• _INSTRUCTIONS FOR THE TASK_: Output every line of the entries below verbatim, with no changes.

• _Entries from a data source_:
━━━━━━━━

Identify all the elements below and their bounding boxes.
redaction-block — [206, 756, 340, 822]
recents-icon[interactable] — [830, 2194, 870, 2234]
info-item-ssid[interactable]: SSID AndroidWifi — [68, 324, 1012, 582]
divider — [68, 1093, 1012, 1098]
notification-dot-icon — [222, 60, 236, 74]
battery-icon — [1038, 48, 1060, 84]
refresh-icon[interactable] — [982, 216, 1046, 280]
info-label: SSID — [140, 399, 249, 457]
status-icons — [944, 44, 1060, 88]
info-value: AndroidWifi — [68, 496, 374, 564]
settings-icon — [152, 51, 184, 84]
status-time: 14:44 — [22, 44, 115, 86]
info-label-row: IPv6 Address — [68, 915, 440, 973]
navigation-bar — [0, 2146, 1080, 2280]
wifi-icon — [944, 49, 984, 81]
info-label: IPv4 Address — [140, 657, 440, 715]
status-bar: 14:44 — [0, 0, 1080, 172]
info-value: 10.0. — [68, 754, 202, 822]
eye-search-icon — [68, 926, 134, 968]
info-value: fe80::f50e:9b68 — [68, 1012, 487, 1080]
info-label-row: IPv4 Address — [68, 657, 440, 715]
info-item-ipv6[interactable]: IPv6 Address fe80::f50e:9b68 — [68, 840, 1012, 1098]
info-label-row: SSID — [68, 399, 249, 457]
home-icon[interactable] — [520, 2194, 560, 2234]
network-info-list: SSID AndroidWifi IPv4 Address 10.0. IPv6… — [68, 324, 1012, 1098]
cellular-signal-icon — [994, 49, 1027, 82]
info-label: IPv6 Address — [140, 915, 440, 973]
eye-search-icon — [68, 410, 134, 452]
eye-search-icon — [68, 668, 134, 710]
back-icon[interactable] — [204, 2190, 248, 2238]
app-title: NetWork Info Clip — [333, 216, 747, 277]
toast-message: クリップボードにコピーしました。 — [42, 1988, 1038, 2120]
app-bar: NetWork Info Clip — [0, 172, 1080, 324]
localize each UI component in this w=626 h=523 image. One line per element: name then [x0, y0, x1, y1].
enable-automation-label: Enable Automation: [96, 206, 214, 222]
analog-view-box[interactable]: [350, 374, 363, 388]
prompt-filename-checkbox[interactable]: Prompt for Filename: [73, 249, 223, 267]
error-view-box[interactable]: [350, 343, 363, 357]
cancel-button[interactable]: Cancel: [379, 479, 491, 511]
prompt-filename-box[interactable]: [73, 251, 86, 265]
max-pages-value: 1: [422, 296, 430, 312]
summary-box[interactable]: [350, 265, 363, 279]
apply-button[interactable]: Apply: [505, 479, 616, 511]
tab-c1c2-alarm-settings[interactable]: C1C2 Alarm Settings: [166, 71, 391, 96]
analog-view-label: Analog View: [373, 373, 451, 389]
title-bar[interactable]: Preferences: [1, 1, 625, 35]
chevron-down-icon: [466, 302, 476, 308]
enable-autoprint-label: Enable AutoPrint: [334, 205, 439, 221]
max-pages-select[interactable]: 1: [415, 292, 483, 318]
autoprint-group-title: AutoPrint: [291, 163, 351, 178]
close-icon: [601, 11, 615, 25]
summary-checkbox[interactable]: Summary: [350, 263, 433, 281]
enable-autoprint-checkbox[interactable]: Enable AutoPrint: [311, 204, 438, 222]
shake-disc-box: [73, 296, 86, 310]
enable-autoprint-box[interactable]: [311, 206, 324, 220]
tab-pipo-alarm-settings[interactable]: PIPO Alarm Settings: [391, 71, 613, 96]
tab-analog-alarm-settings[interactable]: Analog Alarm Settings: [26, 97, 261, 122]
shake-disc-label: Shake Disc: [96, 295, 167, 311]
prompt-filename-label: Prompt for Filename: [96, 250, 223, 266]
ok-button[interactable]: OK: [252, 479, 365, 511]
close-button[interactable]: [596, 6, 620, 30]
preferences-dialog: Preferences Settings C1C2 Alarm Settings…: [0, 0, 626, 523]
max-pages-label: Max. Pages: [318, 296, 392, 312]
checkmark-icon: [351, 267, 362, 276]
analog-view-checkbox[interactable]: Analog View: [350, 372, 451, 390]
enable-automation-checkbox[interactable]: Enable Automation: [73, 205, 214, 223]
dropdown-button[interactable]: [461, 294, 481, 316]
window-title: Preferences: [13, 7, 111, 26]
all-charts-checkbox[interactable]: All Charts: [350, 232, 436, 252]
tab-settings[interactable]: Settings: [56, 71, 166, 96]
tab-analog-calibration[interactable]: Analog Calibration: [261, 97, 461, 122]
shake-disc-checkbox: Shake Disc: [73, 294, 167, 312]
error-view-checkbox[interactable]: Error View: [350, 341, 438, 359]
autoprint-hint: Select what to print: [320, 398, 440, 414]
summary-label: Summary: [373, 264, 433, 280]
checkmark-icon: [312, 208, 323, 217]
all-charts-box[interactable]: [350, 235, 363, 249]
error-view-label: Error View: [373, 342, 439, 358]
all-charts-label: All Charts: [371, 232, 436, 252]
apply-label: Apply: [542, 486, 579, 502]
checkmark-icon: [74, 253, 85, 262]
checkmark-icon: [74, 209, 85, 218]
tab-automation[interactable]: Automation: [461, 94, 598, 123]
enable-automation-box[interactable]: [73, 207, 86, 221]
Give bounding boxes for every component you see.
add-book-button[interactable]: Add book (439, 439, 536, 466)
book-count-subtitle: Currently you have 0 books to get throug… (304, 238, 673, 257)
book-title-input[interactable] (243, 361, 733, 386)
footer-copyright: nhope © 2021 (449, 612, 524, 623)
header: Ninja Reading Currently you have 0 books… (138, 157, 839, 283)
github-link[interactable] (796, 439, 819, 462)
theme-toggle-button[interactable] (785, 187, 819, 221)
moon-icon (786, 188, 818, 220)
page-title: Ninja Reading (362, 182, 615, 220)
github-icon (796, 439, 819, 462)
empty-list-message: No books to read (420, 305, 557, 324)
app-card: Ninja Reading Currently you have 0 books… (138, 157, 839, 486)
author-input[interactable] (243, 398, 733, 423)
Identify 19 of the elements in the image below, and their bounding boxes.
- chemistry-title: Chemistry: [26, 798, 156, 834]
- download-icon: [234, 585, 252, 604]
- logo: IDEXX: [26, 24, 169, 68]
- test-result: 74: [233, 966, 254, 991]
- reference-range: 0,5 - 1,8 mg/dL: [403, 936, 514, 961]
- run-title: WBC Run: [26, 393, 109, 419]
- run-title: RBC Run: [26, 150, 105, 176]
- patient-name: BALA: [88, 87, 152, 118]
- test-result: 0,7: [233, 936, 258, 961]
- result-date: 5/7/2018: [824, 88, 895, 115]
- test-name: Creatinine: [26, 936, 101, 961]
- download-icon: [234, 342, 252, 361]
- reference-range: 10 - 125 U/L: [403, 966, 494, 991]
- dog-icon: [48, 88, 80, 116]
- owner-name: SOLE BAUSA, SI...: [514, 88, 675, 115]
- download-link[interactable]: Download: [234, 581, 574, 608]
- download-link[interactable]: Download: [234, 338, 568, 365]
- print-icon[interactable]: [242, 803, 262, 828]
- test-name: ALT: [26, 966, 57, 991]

━━━━━━━━

• _SOLUTION TO THIS PROBLEM_:
Identify all the elements below and their bounding boxes.
redaction-block — [206, 756, 340, 822]
recents-icon[interactable] — [830, 2194, 870, 2234]
info-item-ssid[interactable]: SSID AndroidWifi — [68, 324, 1012, 582]
divider — [68, 1093, 1012, 1098]
notification-dot-icon — [222, 60, 236, 74]
battery-icon — [1038, 48, 1060, 84]
refresh-icon[interactable] — [982, 216, 1046, 280]
info-label: SSID — [140, 399, 249, 457]
status-icons — [944, 44, 1060, 88]
info-value: AndroidWifi — [68, 496, 374, 564]
settings-icon — [152, 51, 184, 84]
status-time: 14:44 — [22, 44, 115, 86]
info-label-row: IPv6 Address — [68, 915, 440, 973]
navigation-bar — [0, 2146, 1080, 2280]
wifi-icon — [944, 49, 984, 81]
info-label: IPv4 Address — [140, 657, 440, 715]
status-bar: 14:44 — [0, 0, 1080, 172]
info-value: 10.0. — [68, 754, 202, 822]
eye-search-icon — [68, 926, 134, 968]
info-value: fe80::f50e:9b68 — [68, 1012, 487, 1080]
info-label-row: IPv4 Address — [68, 657, 440, 715]
info-item-ipv6[interactable]: IPv6 Address fe80::f50e:9b68 — [68, 840, 1012, 1098]
info-label-row: SSID — [68, 399, 249, 457]
home-icon[interactable] — [520, 2194, 560, 2234]
network-info-list: SSID AndroidWifi IPv4 Address 10.0. IPv6… — [68, 324, 1012, 1098]
cellular-signal-icon — [994, 49, 1027, 82]
info-label: IPv6 Address — [140, 915, 440, 973]
eye-search-icon — [68, 410, 134, 452]
eye-search-icon — [68, 668, 134, 710]
back-icon[interactable] — [204, 2190, 248, 2238]
app-title: NetWork Info Clip — [333, 216, 747, 277]
toast-message: クリップボードにコピーしました。 — [42, 1988, 1038, 2120]
app-bar: NetWork Info Clip — [0, 172, 1080, 324]
localize each UI component in this w=626 h=523 image. One line per element: name then [x0, y0, x1, y1].
enable-automation-label: Enable Automation: [96, 206, 214, 222]
analog-view-box[interactable]: [350, 374, 363, 388]
prompt-filename-checkbox[interactable]: Prompt for Filename: [73, 249, 223, 267]
error-view-box[interactable]: [350, 343, 363, 357]
cancel-button[interactable]: Cancel: [379, 479, 491, 511]
prompt-filename-box[interactable]: [73, 251, 86, 265]
max-pages-value: 1: [422, 296, 430, 312]
summary-box[interactable]: [350, 265, 363, 279]
apply-button[interactable]: Apply: [505, 479, 616, 511]
tab-c1c2-alarm-settings[interactable]: C1C2 Alarm Settings: [166, 71, 391, 96]
analog-view-label: Analog View: [373, 373, 451, 389]
title-bar[interactable]: Preferences: [1, 1, 625, 35]
chevron-down-icon: [466, 302, 476, 308]
enable-autoprint-label: Enable AutoPrint: [334, 205, 439, 221]
max-pages-select[interactable]: 1: [415, 292, 483, 318]
autoprint-group-title: AutoPrint: [291, 163, 351, 178]
close-icon: [601, 11, 615, 25]
summary-checkbox[interactable]: Summary: [350, 263, 433, 281]
enable-autoprint-checkbox[interactable]: Enable AutoPrint: [311, 204, 438, 222]
shake-disc-box: [73, 296, 86, 310]
enable-autoprint-box[interactable]: [311, 206, 324, 220]
tab-pipo-alarm-settings[interactable]: PIPO Alarm Settings: [391, 71, 613, 96]
tab-analog-alarm-settings[interactable]: Analog Alarm Settings: [26, 97, 261, 122]
shake-disc-label: Shake Disc: [96, 295, 167, 311]
prompt-filename-label: Prompt for Filename: [96, 250, 223, 266]
ok-button[interactable]: OK: [252, 479, 365, 511]
close-button[interactable]: [596, 6, 620, 30]
preferences-dialog: Preferences Settings C1C2 Alarm Settings…: [0, 0, 626, 523]
max-pages-label: Max. Pages: [318, 296, 392, 312]
checkmark-icon: [351, 267, 362, 276]
analog-view-checkbox[interactable]: Analog View: [350, 372, 451, 390]
enable-automation-checkbox[interactable]: Enable Automation: [73, 205, 214, 223]
dropdown-button[interactable]: [461, 294, 481, 316]
window-title: Preferences: [13, 7, 111, 26]
all-charts-checkbox[interactable]: All Charts: [350, 232, 436, 252]
tab-settings[interactable]: Settings: [56, 71, 166, 96]
tab-analog-calibration[interactable]: Analog Calibration: [261, 97, 461, 122]
shake-disc-checkbox: Shake Disc: [73, 294, 167, 312]
error-view-checkbox[interactable]: Error View: [350, 341, 438, 359]
autoprint-hint: Select what to print: [320, 398, 440, 414]
summary-label: Summary: [373, 264, 433, 280]
checkmark-icon: [312, 208, 323, 217]
all-charts-box[interactable]: [350, 235, 363, 249]
error-view-label: Error View: [373, 342, 439, 358]
all-charts-label: All Charts: [371, 232, 436, 252]
apply-label: Apply: [542, 486, 579, 502]
checkmark-icon: [74, 253, 85, 262]
checkmark-icon: [74, 209, 85, 218]
tab-automation[interactable]: Automation: [461, 94, 598, 123]
enable-automation-box[interactable]: [73, 207, 86, 221]
Give bounding boxes for every component you see.
add-book-button[interactable]: Add book (439, 439, 536, 466)
book-count-subtitle: Currently you have 0 books to get throug… (304, 238, 673, 257)
book-title-input[interactable] (243, 361, 733, 386)
footer-copyright: nhope © 2021 (449, 612, 524, 623)
header: Ninja Reading Currently you have 0 books… (138, 157, 839, 283)
github-link[interactable] (796, 439, 819, 462)
theme-toggle-button[interactable] (785, 187, 819, 221)
moon-icon (786, 188, 818, 220)
page-title: Ninja Reading (362, 182, 615, 220)
github-icon (796, 439, 819, 462)
empty-list-message: No books to read (420, 305, 557, 324)
app-card: Ninja Reading Currently you have 0 books… (138, 157, 839, 486)
author-input[interactable] (243, 398, 733, 423)
Identify 19 of the elements in the image below, and their bounding boxes.
- chemistry-title: Chemistry: [26, 798, 156, 834]
- download-icon: [234, 585, 252, 604]
- logo: IDEXX: [26, 24, 169, 68]
- test-result: 74: [233, 966, 254, 991]
- reference-range: 0,5 - 1,8 mg/dL: [403, 936, 514, 961]
- run-title: WBC Run: [26, 393, 109, 419]
- run-title: RBC Run: [26, 150, 105, 176]
- patient-name: BALA: [88, 87, 152, 118]
- test-result: 0,7: [233, 936, 258, 961]
- result-date: 5/7/2018: [824, 88, 895, 115]
- test-name: Creatinine: [26, 936, 101, 961]
- download-icon: [234, 342, 252, 361]
- reference-range: 10 - 125 U/L: [403, 966, 494, 991]
- dog-icon: [48, 88, 80, 116]
- owner-name: SOLE BAUSA, SI...: [514, 88, 675, 115]
- download-link[interactable]: Download: [234, 581, 574, 608]
- download-link[interactable]: Download: [234, 338, 568, 365]
- print-icon[interactable]: [242, 803, 262, 828]
- test-name: ALT: [26, 966, 57, 991]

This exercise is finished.